Written exercise -> Leave out the pictures, and reproduce exactly the lines from the line containing "Parse this screenshot: output" through the final line of the entries.

[Stored data entries]
## START

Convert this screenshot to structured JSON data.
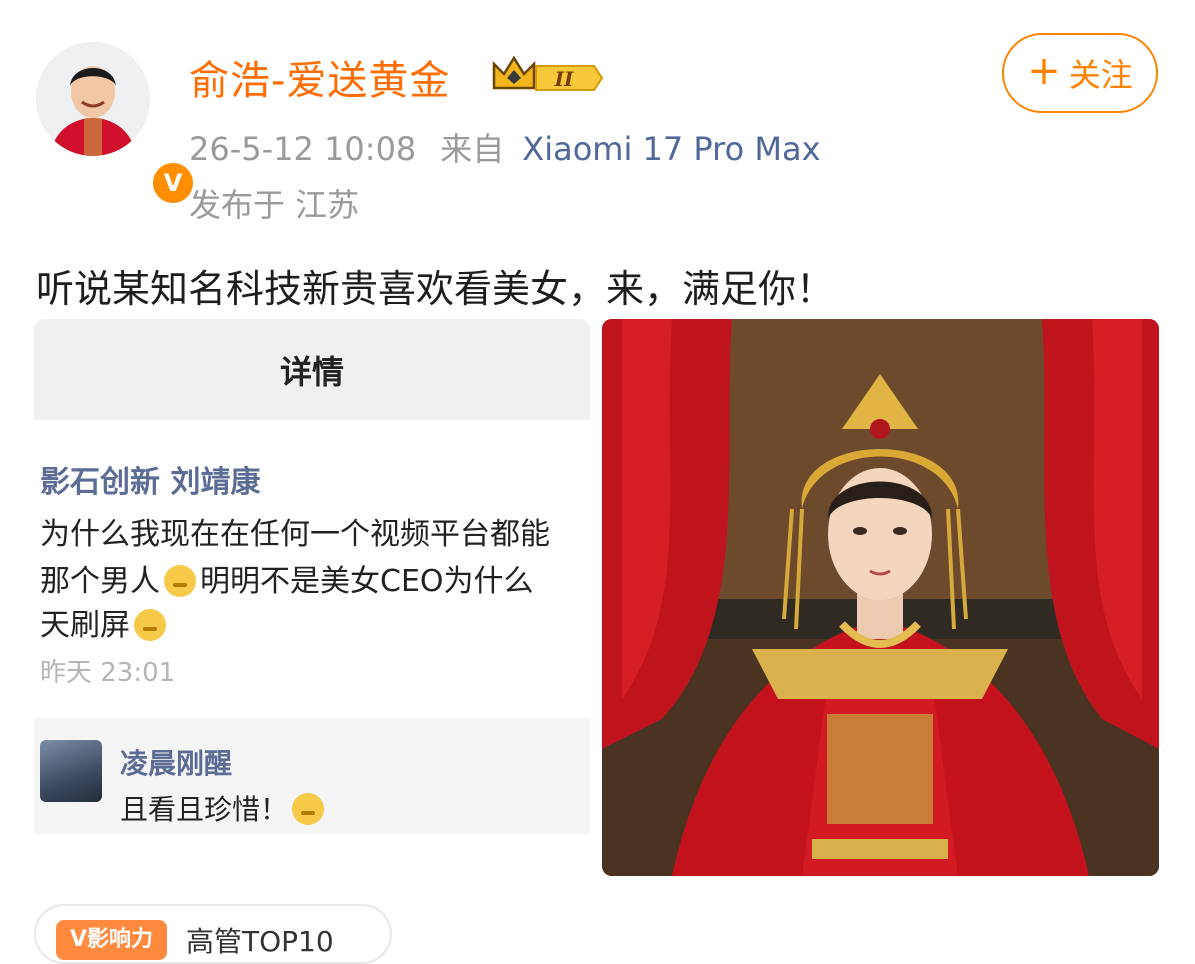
{
  "author": {
    "name": "俞浩-爱送黄金",
    "verified_badge": "V",
    "level_badge": "II"
  },
  "follow_button": {
    "label": "关注",
    "icon": "plus-icon"
  },
  "meta": {
    "time": "26-5-12 10:08",
    "from_label": "来自",
    "device": "Xiaomi 17 Pro Max",
    "location": "发布于 江苏"
  },
  "post": {
    "text": "听说某知名科技新贵喜欢看美女，来，满足你！"
  },
  "image1": {
    "header": "详情",
    "comment": {
      "author": "影石创新 刘靖康",
      "lines": [
        "为什么我现在在任何一个视频平台都能",
        "那个男人",
        "明明不是美女CEO为什么",
        "天刷屏"
      ],
      "time": "昨天 23:01"
    },
    "reply": {
      "author": "凌晨刚醒",
      "text": "且看且珍惜！"
    }
  },
  "bottom_tag": {
    "badge": "V影响力",
    "text": "高管TOP10"
  },
  "colors": {
    "accent": "#ff8200",
    "username": "#ff6d00",
    "link": "#50689a"
  }
}
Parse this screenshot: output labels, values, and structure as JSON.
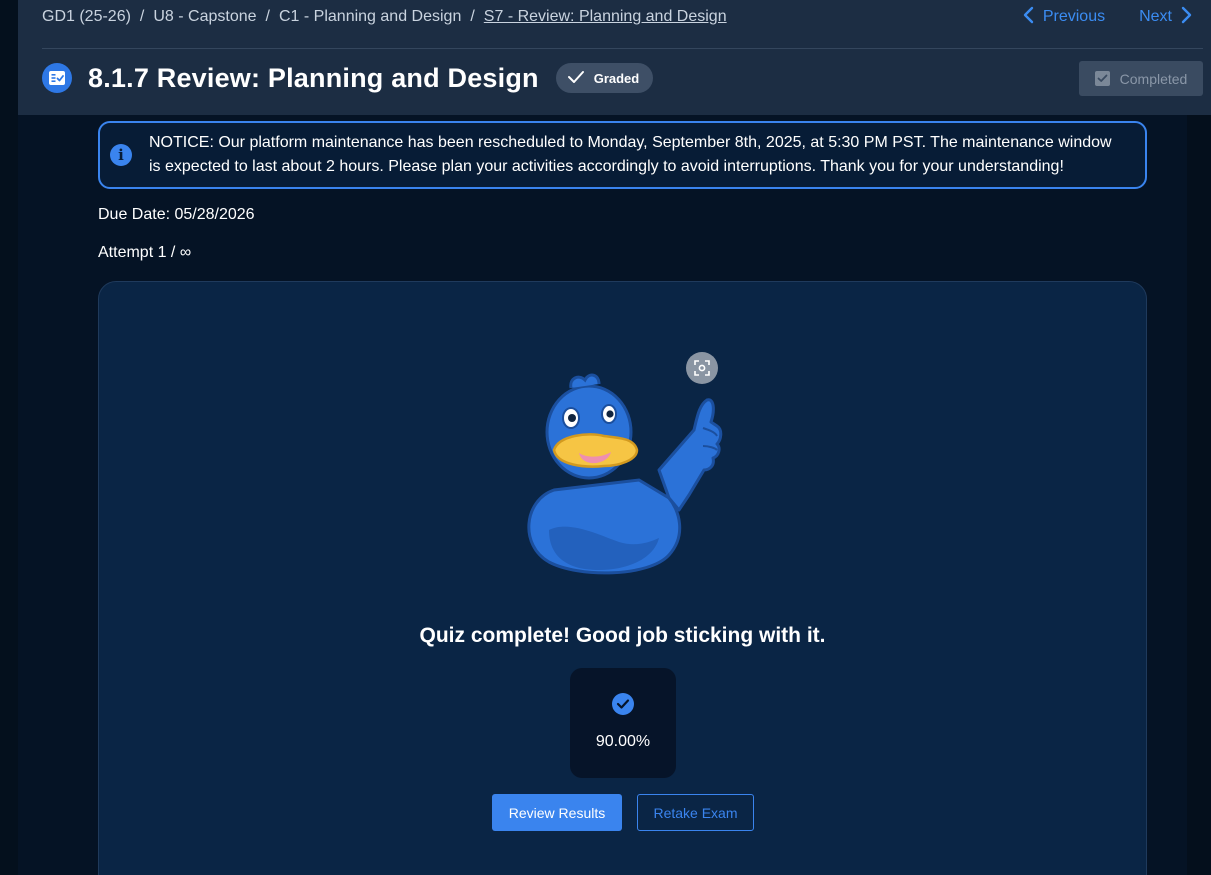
{
  "breadcrumb": {
    "items": [
      "GD1 (25-26)",
      "U8 - Capstone",
      "C1 - Planning and Design",
      "S7 - Review: Planning and Design"
    ],
    "separator": "/"
  },
  "nav": {
    "previous_label": "Previous",
    "next_label": "Next"
  },
  "header": {
    "title": "8.1.7 Review: Planning and Design",
    "graded_label": "Graded",
    "completed_label": "Completed"
  },
  "notice": {
    "text": "NOTICE: Our platform maintenance has been rescheduled to Monday, September 8th, 2025, at 5:30 PM PST. The maintenance window is expected to last about 2 hours. Please plan your activities accordingly to avoid interruptions. Thank you for your understanding!"
  },
  "due_date": "Due Date: 05/28/2026",
  "attempt": "Attempt 1 / ∞",
  "result": {
    "message": "Quiz complete! Good job sticking with it.",
    "score": "90.00%",
    "review_button": "Review Results",
    "retake_button": "Retake Exam"
  },
  "icons": {
    "title": "assignment-check-icon",
    "graded": "check-icon",
    "completed": "checkbox-icon",
    "notice": "info-icon",
    "score": "check-circle-icon",
    "mascot": "duck-thumbs-up-illustration",
    "focus": "focus-icon"
  },
  "colors": {
    "accent": "#3a84ee",
    "header_bg": "#1c2d43",
    "page_bg": "#051325",
    "card_bg": "#0a2545",
    "duck_blue": "#2b72d8",
    "beak_yellow": "#f6c544"
  }
}
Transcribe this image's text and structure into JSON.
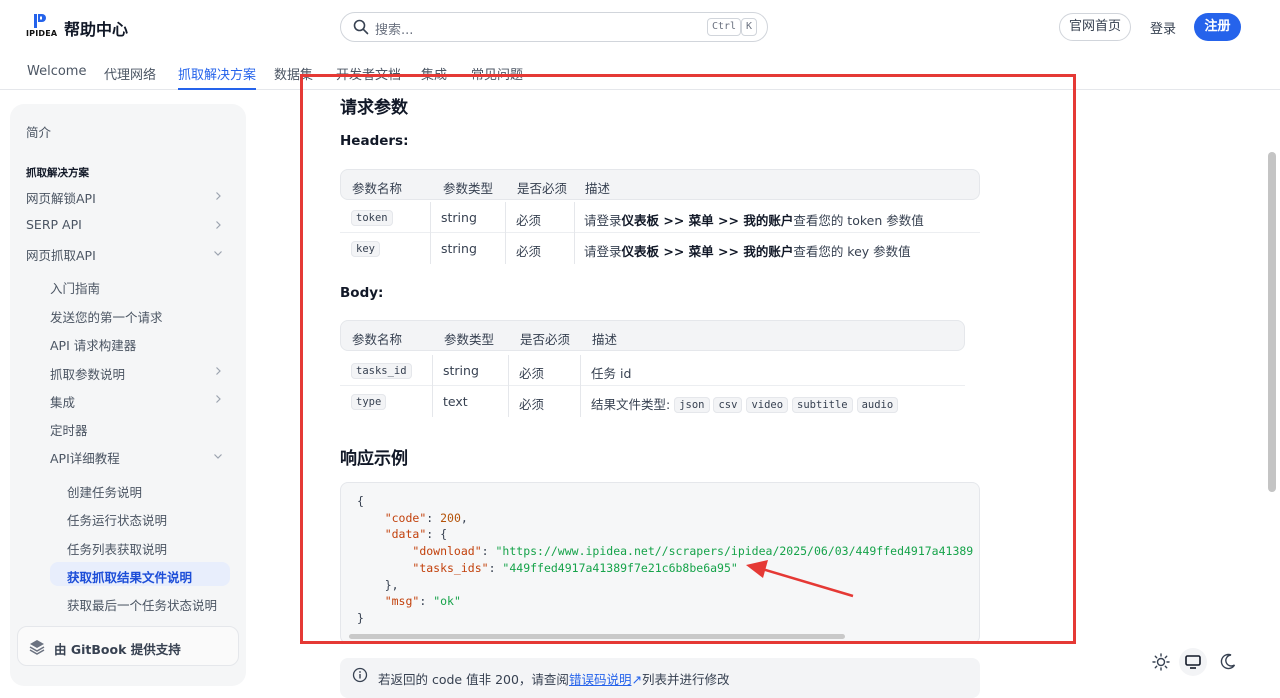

## END

Answer for the task ->
Parse this screenshot: output labels, values, and structure as JSON.
{
  "breadcrumb": {
    "items": [
      "GD1 (25-26)",
      "U8 - Capstone",
      "C1 - Planning and Design",
      "S7 - Review: Planning and Design"
    ],
    "separator": "/"
  },
  "nav": {
    "previous_label": "Previous",
    "next_label": "Next"
  },
  "header": {
    "title": "8.1.7 Review: Planning and Design",
    "graded_label": "Graded",
    "completed_label": "Completed"
  },
  "notice": {
    "text": "NOTICE: Our platform maintenance has been rescheduled to Monday, September 8th, 2025, at 5:30 PM PST. The maintenance window is expected to last about 2 hours. Please plan your activities accordingly to avoid interruptions. Thank you for your understanding!"
  },
  "due_date": "Due Date: 05/28/2026",
  "attempt": "Attempt 1 / ∞",
  "result": {
    "message": "Quiz complete! Good job sticking with it.",
    "score": "90.00%",
    "review_button": "Review Results",
    "retake_button": "Retake Exam"
  },
  "icons": {
    "title": "assignment-check-icon",
    "graded": "check-icon",
    "completed": "checkbox-icon",
    "notice": "info-icon",
    "score": "check-circle-icon",
    "mascot": "duck-thumbs-up-illustration",
    "focus": "focus-icon"
  },
  "colors": {
    "accent": "#3a84ee",
    "header_bg": "#1c2d43",
    "page_bg": "#051325",
    "card_bg": "#0a2545",
    "duck_blue": "#2b72d8",
    "beak_yellow": "#f6c544"
  }
}
Transcribe this image's text and structure into JSON.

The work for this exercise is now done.